Structured figure records:
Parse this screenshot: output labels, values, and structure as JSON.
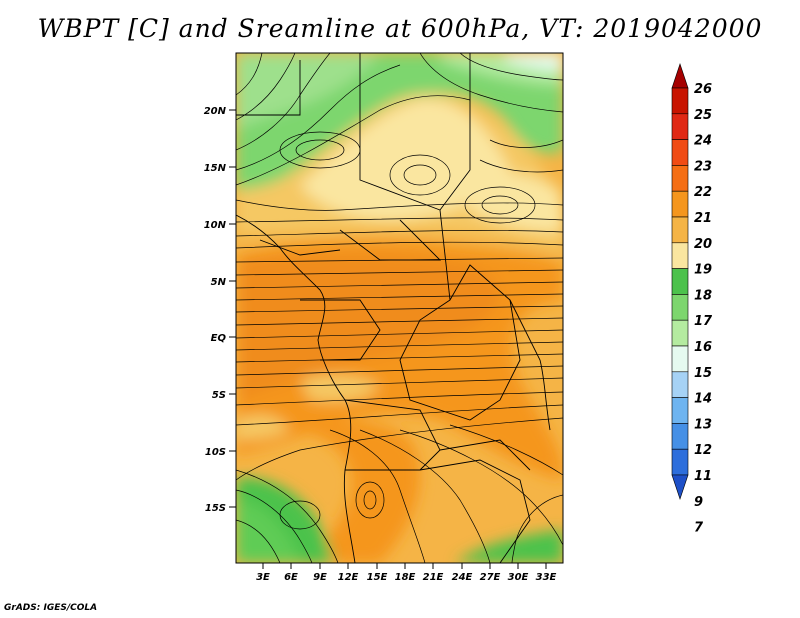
{
  "title": "WBPT [C] and Sreamline at 600hPa, VT: 2019042000",
  "credit": "GrADS: IGES/COLA",
  "map": {
    "lat_ticks": [
      "20N",
      "15N",
      "10N",
      "5N",
      "EQ",
      "5S",
      "10S",
      "15S"
    ],
    "lon_ticks": [
      "3E",
      "6E",
      "9E",
      "12E",
      "15E",
      "18E",
      "21E",
      "24E",
      "27E",
      "30E",
      "33E"
    ]
  },
  "colorbar": {
    "labels": [
      "26",
      "25",
      "24",
      "23",
      "22",
      "21",
      "20",
      "19",
      "18",
      "17",
      "16",
      "15",
      "14",
      "13",
      "12",
      "11",
      "9",
      "7"
    ],
    "colors": [
      "#a50000",
      "#c81400",
      "#e02814",
      "#f04b14",
      "#f56e14",
      "#f5961e",
      "#f5b446",
      "#fae6a0",
      "#4cc24c",
      "#7dd66e",
      "#b4eba0",
      "#e6faf0",
      "#a6d2f5",
      "#6eb4f0",
      "#4690e6",
      "#2d6edc",
      "#1e50c8"
    ]
  }
}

Aim of the exercise:
Look through the entries above. Extract each line with the word "labels".

The result:
Parse this screenshot: output labels, values, and structure as JSON.
    "labels": [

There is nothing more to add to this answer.